**EXTRACTED INFORMATION**

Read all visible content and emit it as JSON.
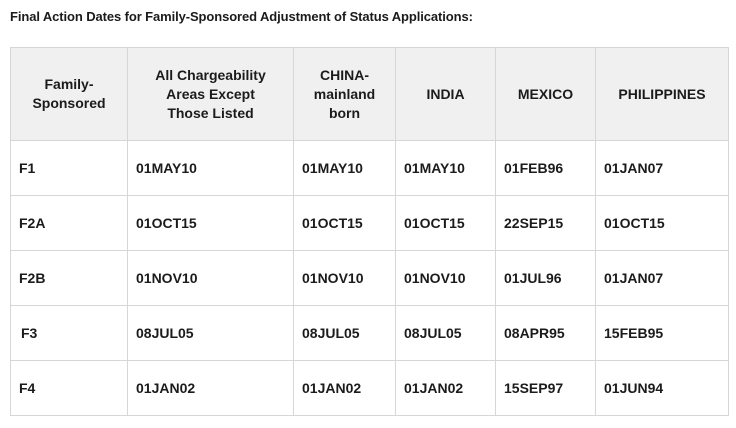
{
  "page": {
    "title": "Final Action Dates for Family-Sponsored Adjustment of Status Applications:"
  },
  "table": {
    "headers": [
      "Family-\nSponsored",
      "All Chargeability\nAreas Except\nThose Listed",
      "CHINA-\nmainland\nborn",
      "INDIA",
      "MEXICO",
      "PHILIPPINES"
    ],
    "rows": [
      [
        "F1",
        "01MAY10",
        "01MAY10",
        "01MAY10",
        "01FEB96",
        "01JAN07"
      ],
      [
        "F2A",
        "01OCT15",
        "01OCT15",
        "01OCT15",
        "22SEP15",
        "01OCT15"
      ],
      [
        "F2B",
        "01NOV10",
        "01NOV10",
        "01NOV10",
        "01JUL96",
        "01JAN07"
      ],
      [
        "F3",
        "08JUL05",
        "08JUL05",
        "08JUL05",
        "08APR95",
        "15FEB95"
      ],
      [
        "F4",
        "01JAN02",
        "01JAN02",
        "01JAN02",
        "15SEP97",
        "01JUN94"
      ]
    ]
  }
}
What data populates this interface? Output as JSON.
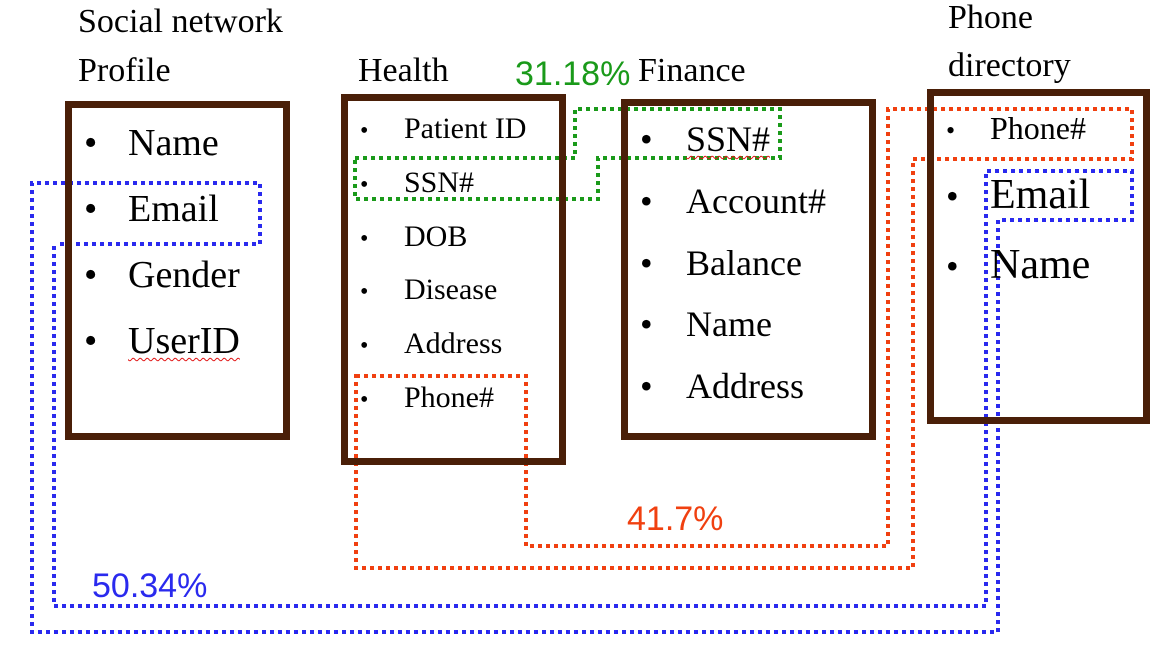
{
  "headings": {
    "social": [
      "Social network",
      "Profile"
    ],
    "health": "Health",
    "finance": "Finance",
    "phone": [
      "Phone",
      "directory"
    ]
  },
  "bullet": "•",
  "lists": {
    "social": [
      "Name",
      "Email",
      "Gender",
      "UserID"
    ],
    "health": [
      "Patient ID",
      "SSN#",
      "DOB",
      "Disease",
      "Address",
      "Phone#"
    ],
    "finance": [
      "SSN#",
      "Account#",
      "Balance",
      "Name",
      "Address"
    ],
    "phone": [
      "Phone#",
      "Email",
      "Name"
    ]
  },
  "links": {
    "ssn": {
      "label": "31.18%",
      "color": "#1a9a1a"
    },
    "phone": {
      "label": "41.7%",
      "color": "#f04010"
    },
    "email": {
      "label": "50.34%",
      "color": "#2a2aee"
    }
  },
  "colors": {
    "box_border": "#4a1f08"
  }
}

**GOAL**
Tally the lines of the listing above that include the word "Family". Answer with the number alone.

**SOLVED EXERCISE**
2